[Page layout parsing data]
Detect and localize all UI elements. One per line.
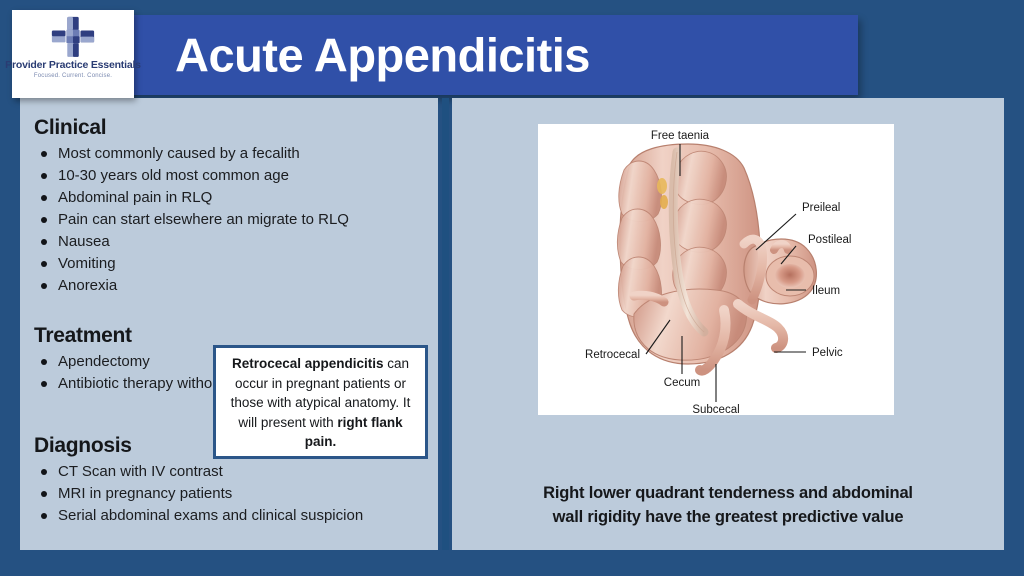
panel-divider — [442, 98, 449, 550]
title-bar: Acute Appendicitis — [20, 15, 858, 95]
list-item: Pain can start elsewhere an migrate to R… — [34, 209, 424, 230]
label-ileum: Ileum — [812, 285, 840, 297]
diagnosis-bullet-list: CT Scan with IV contrast MRI in pregnanc… — [34, 461, 424, 526]
page-title: Acute Appendicitis — [175, 28, 590, 83]
list-item: Abdominal pain in RLQ — [34, 187, 424, 208]
label-free-taenia: Free taenia — [651, 130, 710, 142]
list-item: MRI in pregnancy patients — [34, 483, 424, 504]
caption-line-1: Right lower quadrant tenderness and abdo… — [482, 481, 974, 505]
callout-text: Retrocecal appendicitis can occur in pre… — [225, 354, 416, 452]
list-item: Nausea — [34, 231, 424, 252]
retrocecal-callout-box: Retrocecal appendicitis can occur in pre… — [213, 345, 428, 459]
callout-lead: Retrocecal appendicitis — [232, 356, 384, 371]
label-subcecal: Subcecal — [692, 404, 739, 415]
list-item: CT Scan with IV contrast — [34, 461, 424, 482]
label-pelvic: Pelvic — [812, 347, 843, 359]
clinical-bullet-list: Most commonly caused by a fecalith 10-30… — [34, 143, 424, 296]
cecum-body — [617, 144, 760, 364]
label-preileal: Preileal — [802, 202, 840, 214]
figure-caption: Right lower quadrant tenderness and abdo… — [482, 481, 974, 529]
brand-logo-card: Provider Practice Essentials Focused. Cu… — [12, 10, 134, 98]
label-retrocecal: Retrocecal — [585, 349, 640, 361]
list-item: Anorexia — [34, 275, 424, 296]
list-item: Serial abdominal exams and clinical susp… — [34, 505, 424, 526]
list-item: 10-30 years old most common age — [34, 165, 424, 186]
appendix-anatomy-figure: Free taenia Preileal Postileal Ileum Pel… — [538, 124, 894, 415]
brand-name: Provider Practice Essentials — [5, 59, 141, 71]
section-heading-clinical: Clinical — [34, 116, 424, 140]
caption-line-2: wall rigidity have the greatest predicti… — [482, 505, 974, 529]
label-cecum: Cecum — [664, 377, 700, 389]
list-item: Vomiting — [34, 253, 424, 274]
list-item: Most commonly caused by a fecalith — [34, 143, 424, 164]
brand-tagline: Focused. Current. Concise. — [34, 73, 112, 79]
figure-panel: Free taenia Preileal Postileal Ileum Pel… — [452, 98, 1004, 550]
label-postileal: Postileal — [808, 234, 851, 246]
clinical-content-panel: Clinical Most commonly caused by a fecal… — [20, 98, 438, 550]
medical-cross-icon — [51, 16, 95, 58]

> _Work to be completed_:
Without the pictures, repeat every record above exactly as written.

> _Answer to this exercise_:
Detect and localize all UI elements. One per line.
panel-divider — [442, 98, 449, 550]
title-bar: Acute Appendicitis — [20, 15, 858, 95]
list-item: Pain can start elsewhere an migrate to R… — [34, 209, 424, 230]
label-ileum: Ileum — [812, 285, 840, 297]
diagnosis-bullet-list: CT Scan with IV contrast MRI in pregnanc… — [34, 461, 424, 526]
page-title: Acute Appendicitis — [175, 28, 590, 83]
list-item: Abdominal pain in RLQ — [34, 187, 424, 208]
label-free-taenia: Free taenia — [651, 130, 710, 142]
list-item: MRI in pregnancy patients — [34, 483, 424, 504]
caption-line-1: Right lower quadrant tenderness and abdo… — [482, 481, 974, 505]
callout-text: Retrocecal appendicitis can occur in pre… — [225, 354, 416, 452]
list-item: Nausea — [34, 231, 424, 252]
retrocecal-callout-box: Retrocecal appendicitis can occur in pre… — [213, 345, 428, 459]
callout-lead: Retrocecal appendicitis — [232, 356, 384, 371]
label-subcecal: Subcecal — [692, 404, 739, 415]
list-item: CT Scan with IV contrast — [34, 461, 424, 482]
label-pelvic: Pelvic — [812, 347, 843, 359]
clinical-bullet-list: Most commonly caused by a fecalith 10-30… — [34, 143, 424, 296]
cecum-body — [617, 144, 760, 364]
label-preileal: Preileal — [802, 202, 840, 214]
figure-caption: Right lower quadrant tenderness and abdo… — [482, 481, 974, 529]
brand-logo-card: Provider Practice Essentials Focused. Cu… — [12, 10, 134, 98]
label-retrocecal: Retrocecal — [585, 349, 640, 361]
list-item: Anorexia — [34, 275, 424, 296]
list-item: Serial abdominal exams and clinical susp… — [34, 505, 424, 526]
list-item: 10-30 years old most common age — [34, 165, 424, 186]
appendix-anatomy-figure: Free taenia Preileal Postileal Ileum Pel… — [538, 124, 894, 415]
brand-name: Provider Practice Essentials — [5, 59, 141, 71]
section-heading-clinical: Clinical — [34, 116, 424, 140]
caption-line-2: wall rigidity have the greatest predicti… — [482, 505, 974, 529]
label-cecum: Cecum — [664, 377, 700, 389]
list-item: Vomiting — [34, 253, 424, 274]
list-item: Most commonly caused by a fecalith — [34, 143, 424, 164]
brand-tagline: Focused. Current. Concise. — [34, 73, 112, 79]
figure-panel: Free taenia Preileal Postileal Ileum Pel… — [452, 98, 1004, 550]
label-postileal: Postileal — [808, 234, 851, 246]
clinical-content-panel: Clinical Most commonly caused by a fecal… — [20, 98, 438, 550]
medical-cross-icon — [51, 16, 95, 58]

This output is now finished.